WHAT YOU WILL DO = Go through the data below. List every line that holds the word "total".

LISTING =
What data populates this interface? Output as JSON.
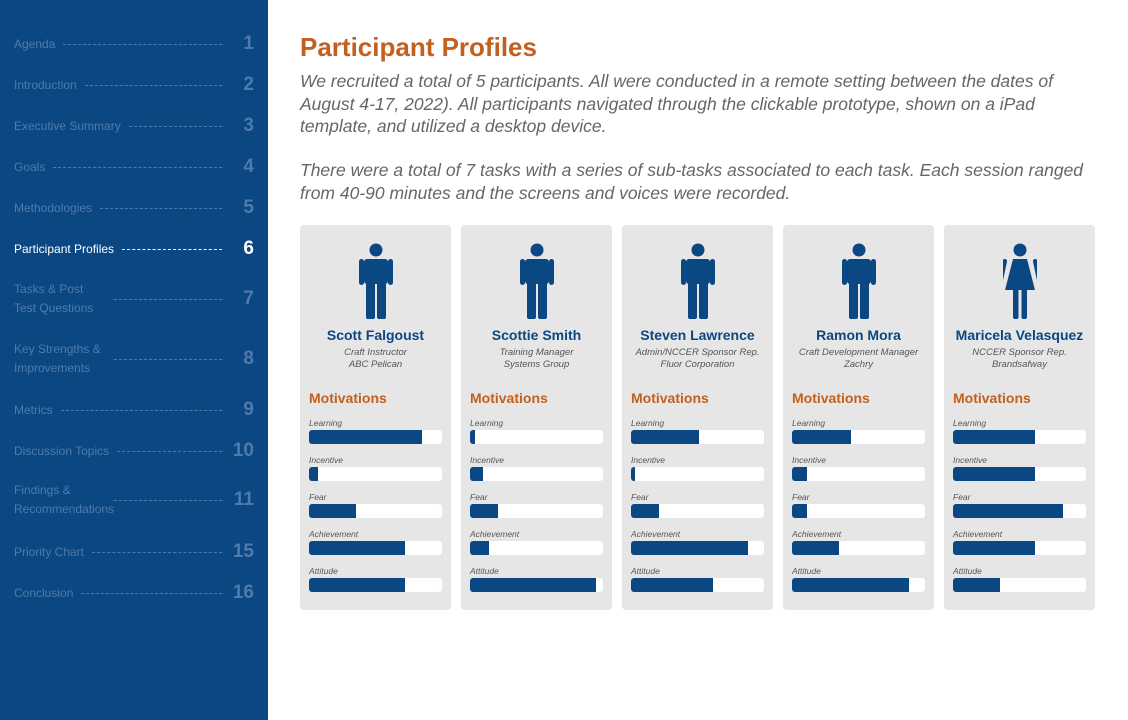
{
  "sidebar": {
    "items": [
      {
        "label": "Agenda",
        "number": "1"
      },
      {
        "label": "Introduction",
        "number": "2"
      },
      {
        "label": "Executive Summary",
        "number": "3"
      },
      {
        "label": "Goals",
        "number": "4"
      },
      {
        "label": "Methodologies",
        "number": "5"
      },
      {
        "label": "Participant Profiles",
        "number": "6",
        "active": true
      },
      {
        "label": "Tasks & Post Test Questions",
        "number": "7"
      },
      {
        "label": "Key Strengths & Improvements",
        "number": "8"
      },
      {
        "label": "Metrics",
        "number": "9"
      },
      {
        "label": "Discussion Topics",
        "number": "10"
      },
      {
        "label": "Findings & Recommendations",
        "number": "11"
      },
      {
        "label": "Priority Chart",
        "number": "15"
      },
      {
        "label": "Conclusion",
        "number": "16"
      }
    ]
  },
  "main": {
    "title": "Participant Profiles",
    "intro_1": "We recruited a total of 5 participants. All were conducted in a remote setting between the dates of August 4-17, 2022). All participants navigated through the clickable prototype, shown on a iPad template, and utilized a desktop device.",
    "intro_2": "There were a total of 7 tasks with a series of sub-tasks associated to each task. Each session ranged from 40-90 minutes and the screens and voices were recorded.",
    "motivations_title": "Motivations",
    "motivation_labels": [
      "Learning",
      "Incentive",
      "Fear",
      "Achievement",
      "Attitude"
    ],
    "participants": [
      {
        "name": "Scott Falgoust",
        "role": "Craft Instructor",
        "org": "ABC Pelican",
        "gender": "male",
        "icon": "male-person-icon",
        "motivations": [
          0.85,
          0.07,
          0.35,
          0.72,
          0.72
        ]
      },
      {
        "name": "Scottie Smith",
        "role": "Training Manager",
        "org": "Systems Group",
        "gender": "male",
        "icon": "male-person-icon",
        "motivations": [
          0.04,
          0.1,
          0.21,
          0.14,
          0.95
        ]
      },
      {
        "name": "Steven Lawrence",
        "role": "Admin/NCCER Sponsor Rep.",
        "org": "Fluor Corporation",
        "gender": "male",
        "icon": "male-person-icon",
        "motivations": [
          0.51,
          0.03,
          0.21,
          0.88,
          0.62
        ]
      },
      {
        "name": "Ramon Mora",
        "role": "Craft Development Manager",
        "org": "Zachry",
        "gender": "male",
        "icon": "male-person-icon",
        "motivations": [
          0.44,
          0.11,
          0.11,
          0.35,
          0.88
        ]
      },
      {
        "name": "Maricela Velasquez",
        "role": "NCCER Sponsor Rep.",
        "org": "Brandsafway",
        "gender": "female",
        "icon": "female-person-icon",
        "motivations": [
          0.62,
          0.62,
          0.83,
          0.62,
          0.35
        ]
      }
    ]
  },
  "colors": {
    "sidebar_bg": "#0a4783",
    "accent_orange": "#c1601f",
    "brand_blue": "#0a4783",
    "card_bg": "#e6e6e6"
  }
}
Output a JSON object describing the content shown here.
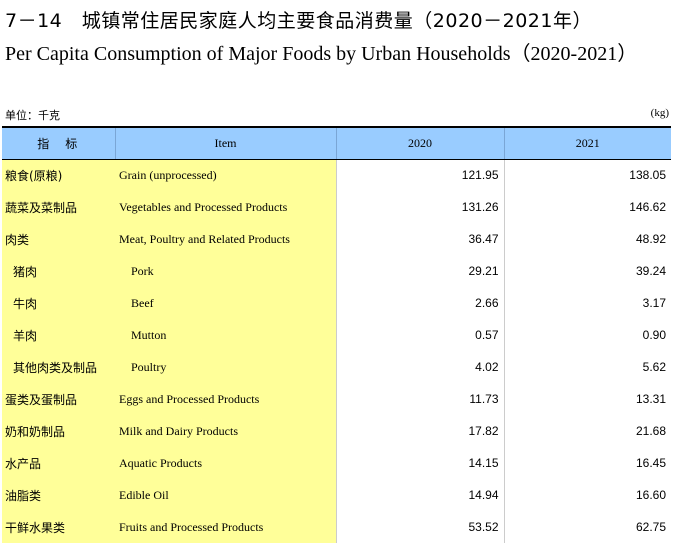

SOLUTION TO THE PROBLEM =
    "intro_1": "We recruited a total of 5 participants. All were conducted in a remote setting between the dates of August 4-17, 2022). All participants navigated through the clickable prototype, shown on a iPad template, and utilized a desktop device.",
    "intro_2": "There were a total of 7 tasks with a series of sub-tasks associated to each task. Each session ranged from 40-90 minutes and the screens and voices were recorded.",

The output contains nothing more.